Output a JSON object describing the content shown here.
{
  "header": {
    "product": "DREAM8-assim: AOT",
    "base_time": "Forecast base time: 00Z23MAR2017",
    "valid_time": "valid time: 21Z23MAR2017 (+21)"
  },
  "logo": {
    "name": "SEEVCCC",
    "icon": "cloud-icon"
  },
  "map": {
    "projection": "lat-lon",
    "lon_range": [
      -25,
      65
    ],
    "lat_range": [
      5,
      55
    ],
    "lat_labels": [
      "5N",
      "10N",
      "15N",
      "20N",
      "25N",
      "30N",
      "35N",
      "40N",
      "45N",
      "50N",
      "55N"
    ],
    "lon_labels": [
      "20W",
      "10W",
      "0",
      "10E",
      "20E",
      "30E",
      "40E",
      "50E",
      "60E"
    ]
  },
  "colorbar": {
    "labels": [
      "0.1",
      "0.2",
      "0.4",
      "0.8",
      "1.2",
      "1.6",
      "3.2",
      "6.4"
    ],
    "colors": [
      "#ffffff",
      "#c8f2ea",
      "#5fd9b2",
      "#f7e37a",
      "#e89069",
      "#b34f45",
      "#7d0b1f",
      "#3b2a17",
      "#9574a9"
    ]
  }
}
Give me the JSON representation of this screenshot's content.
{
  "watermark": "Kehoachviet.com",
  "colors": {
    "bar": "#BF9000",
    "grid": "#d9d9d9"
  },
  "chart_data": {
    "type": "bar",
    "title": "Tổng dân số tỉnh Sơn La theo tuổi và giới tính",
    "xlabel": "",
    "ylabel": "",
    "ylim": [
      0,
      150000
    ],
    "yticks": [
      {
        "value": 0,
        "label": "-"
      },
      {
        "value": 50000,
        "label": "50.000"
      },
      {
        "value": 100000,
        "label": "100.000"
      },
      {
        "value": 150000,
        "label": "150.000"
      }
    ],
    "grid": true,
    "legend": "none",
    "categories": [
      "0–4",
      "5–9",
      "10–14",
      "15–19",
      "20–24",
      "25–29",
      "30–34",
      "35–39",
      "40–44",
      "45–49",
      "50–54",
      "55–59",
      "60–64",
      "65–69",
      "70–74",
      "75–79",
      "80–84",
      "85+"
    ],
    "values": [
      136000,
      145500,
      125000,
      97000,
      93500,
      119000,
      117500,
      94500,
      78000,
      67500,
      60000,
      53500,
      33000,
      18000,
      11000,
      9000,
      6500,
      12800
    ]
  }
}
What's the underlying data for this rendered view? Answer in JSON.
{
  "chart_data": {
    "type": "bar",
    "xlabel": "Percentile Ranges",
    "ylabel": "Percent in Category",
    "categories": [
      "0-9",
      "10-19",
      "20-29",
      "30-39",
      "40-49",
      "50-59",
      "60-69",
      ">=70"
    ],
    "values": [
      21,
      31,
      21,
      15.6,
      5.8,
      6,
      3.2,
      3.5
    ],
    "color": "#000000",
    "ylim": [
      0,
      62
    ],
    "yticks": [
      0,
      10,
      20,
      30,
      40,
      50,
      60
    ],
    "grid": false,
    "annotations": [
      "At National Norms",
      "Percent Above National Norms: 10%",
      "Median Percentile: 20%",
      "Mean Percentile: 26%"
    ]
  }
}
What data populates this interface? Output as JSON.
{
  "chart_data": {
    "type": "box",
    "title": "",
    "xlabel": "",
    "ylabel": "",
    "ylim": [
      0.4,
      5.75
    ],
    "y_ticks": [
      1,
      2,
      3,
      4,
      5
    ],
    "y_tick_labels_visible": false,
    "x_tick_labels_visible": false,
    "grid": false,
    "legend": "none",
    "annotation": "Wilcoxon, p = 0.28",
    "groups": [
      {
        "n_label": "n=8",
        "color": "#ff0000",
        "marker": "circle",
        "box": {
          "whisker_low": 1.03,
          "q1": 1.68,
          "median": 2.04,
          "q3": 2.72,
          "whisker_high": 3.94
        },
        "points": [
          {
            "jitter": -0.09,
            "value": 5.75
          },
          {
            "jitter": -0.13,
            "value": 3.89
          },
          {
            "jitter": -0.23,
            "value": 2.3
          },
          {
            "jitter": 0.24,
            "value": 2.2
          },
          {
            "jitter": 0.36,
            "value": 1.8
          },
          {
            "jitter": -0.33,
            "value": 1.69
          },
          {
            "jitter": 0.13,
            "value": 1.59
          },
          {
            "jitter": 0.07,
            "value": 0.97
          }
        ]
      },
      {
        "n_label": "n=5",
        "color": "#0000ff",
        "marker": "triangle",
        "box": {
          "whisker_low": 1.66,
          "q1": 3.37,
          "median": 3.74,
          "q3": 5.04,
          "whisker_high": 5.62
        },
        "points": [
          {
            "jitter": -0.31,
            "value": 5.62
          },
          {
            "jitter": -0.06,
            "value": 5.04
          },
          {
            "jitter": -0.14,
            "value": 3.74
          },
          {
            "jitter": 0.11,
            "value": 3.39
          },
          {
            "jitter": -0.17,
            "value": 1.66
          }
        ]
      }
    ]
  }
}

Work to do: Copy out the whole listing exactly.

The solution:
Output a JSON object describing the content shown here.
{
  "header": {
    "product": "DREAM8-assim: AOT",
    "base_time": "Forecast base time: 00Z23MAR2017",
    "valid_time": "valid time: 21Z23MAR2017 (+21)"
  },
  "logo": {
    "name": "SEEVCCC",
    "icon": "cloud-icon"
  },
  "map": {
    "projection": "lat-lon",
    "lon_range": [
      -25,
      65
    ],
    "lat_range": [
      5,
      55
    ],
    "lat_labels": [
      "5N",
      "10N",
      "15N",
      "20N",
      "25N",
      "30N",
      "35N",
      "40N",
      "45N",
      "50N",
      "55N"
    ],
    "lon_labels": [
      "20W",
      "10W",
      "0",
      "10E",
      "20E",
      "30E",
      "40E",
      "50E",
      "60E"
    ]
  },
  "colorbar": {
    "labels": [
      "0.1",
      "0.2",
      "0.4",
      "0.8",
      "1.2",
      "1.6",
      "3.2",
      "6.4"
    ],
    "colors": [
      "#ffffff",
      "#c8f2ea",
      "#5fd9b2",
      "#f7e37a",
      "#e89069",
      "#b34f45",
      "#7d0b1f",
      "#3b2a17",
      "#9574a9"
    ]
  }
}
Give me the JSON representation of this screenshot's content.
{
  "watermark": "Kehoachviet.com",
  "colors": {
    "bar": "#BF9000",
    "grid": "#d9d9d9"
  },
  "chart_data": {
    "type": "bar",
    "title": "Tổng dân số tỉnh Sơn La theo tuổi và giới tính",
    "xlabel": "",
    "ylabel": "",
    "ylim": [
      0,
      150000
    ],
    "yticks": [
      {
        "value": 0,
        "label": "-"
      },
      {
        "value": 50000,
        "label": "50.000"
      },
      {
        "value": 100000,
        "label": "100.000"
      },
      {
        "value": 150000,
        "label": "150.000"
      }
    ],
    "grid": true,
    "legend": "none",
    "categories": [
      "0–4",
      "5–9",
      "10–14",
      "15–19",
      "20–24",
      "25–29",
      "30–34",
      "35–39",
      "40–44",
      "45–49",
      "50–54",
      "55–59",
      "60–64",
      "65–69",
      "70–74",
      "75–79",
      "80–84",
      "85+"
    ],
    "values": [
      136000,
      145500,
      125000,
      97000,
      93500,
      119000,
      117500,
      94500,
      78000,
      67500,
      60000,
      53500,
      33000,
      18000,
      11000,
      9000,
      6500,
      12800
    ]
  }
}
What's the underlying data for this rendered view? Answer in JSON.
{
  "chart_data": {
    "type": "bar",
    "xlabel": "Percentile Ranges",
    "ylabel": "Percent in Category",
    "categories": [
      "0-9",
      "10-19",
      "20-29",
      "30-39",
      "40-49",
      "50-59",
      "60-69",
      ">=70"
    ],
    "values": [
      21,
      31,
      21,
      15.6,
      5.8,
      6,
      3.2,
      3.5
    ],
    "color": "#000000",
    "ylim": [
      0,
      62
    ],
    "yticks": [
      0,
      10,
      20,
      30,
      40,
      50,
      60
    ],
    "grid": false,
    "annotations": [
      "At National Norms",
      "Percent Above National Norms: 10%",
      "Median Percentile: 20%",
      "Mean Percentile: 26%"
    ]
  }
}
What data populates this interface? Output as JSON.
{
  "chart_data": {
    "type": "box",
    "title": "",
    "xlabel": "",
    "ylabel": "",
    "ylim": [
      0.4,
      5.75
    ],
    "y_ticks": [
      1,
      2,
      3,
      4,
      5
    ],
    "y_tick_labels_visible": false,
    "x_tick_labels_visible": false,
    "grid": false,
    "legend": "none",
    "annotation": "Wilcoxon, p = 0.28",
    "groups": [
      {
        "n_label": "n=8",
        "color": "#ff0000",
        "marker": "circle",
        "box": {
          "whisker_low": 1.03,
          "q1": 1.68,
          "median": 2.04,
          "q3": 2.72,
          "whisker_high": 3.94
        },
        "points": [
          {
            "jitter": -0.09,
            "value": 5.75
          },
          {
            "jitter": -0.13,
            "value": 3.89
          },
          {
            "jitter": -0.23,
            "value": 2.3
          },
          {
            "jitter": 0.24,
            "value": 2.2
          },
          {
            "jitter": 0.36,
            "value": 1.8
          },
          {
            "jitter": -0.33,
            "value": 1.69
          },
          {
            "jitter": 0.13,
            "value": 1.59
          },
          {
            "jitter": 0.07,
            "value": 0.97
          }
        ]
      },
      {
        "n_label": "n=5",
        "color": "#0000ff",
        "marker": "triangle",
        "box": {
          "whisker_low": 1.66,
          "q1": 3.37,
          "median": 3.74,
          "q3": 5.04,
          "whisker_high": 5.62
        },
        "points": [
          {
            "jitter": -0.31,
            "value": 5.62
          },
          {
            "jitter": -0.06,
            "value": 5.04
          },
          {
            "jitter": -0.14,
            "value": 3.74
          },
          {
            "jitter": 0.11,
            "value": 3.39
          },
          {
            "jitter": -0.17,
            "value": 1.66
          }
        ]
      }
    ]
  }
}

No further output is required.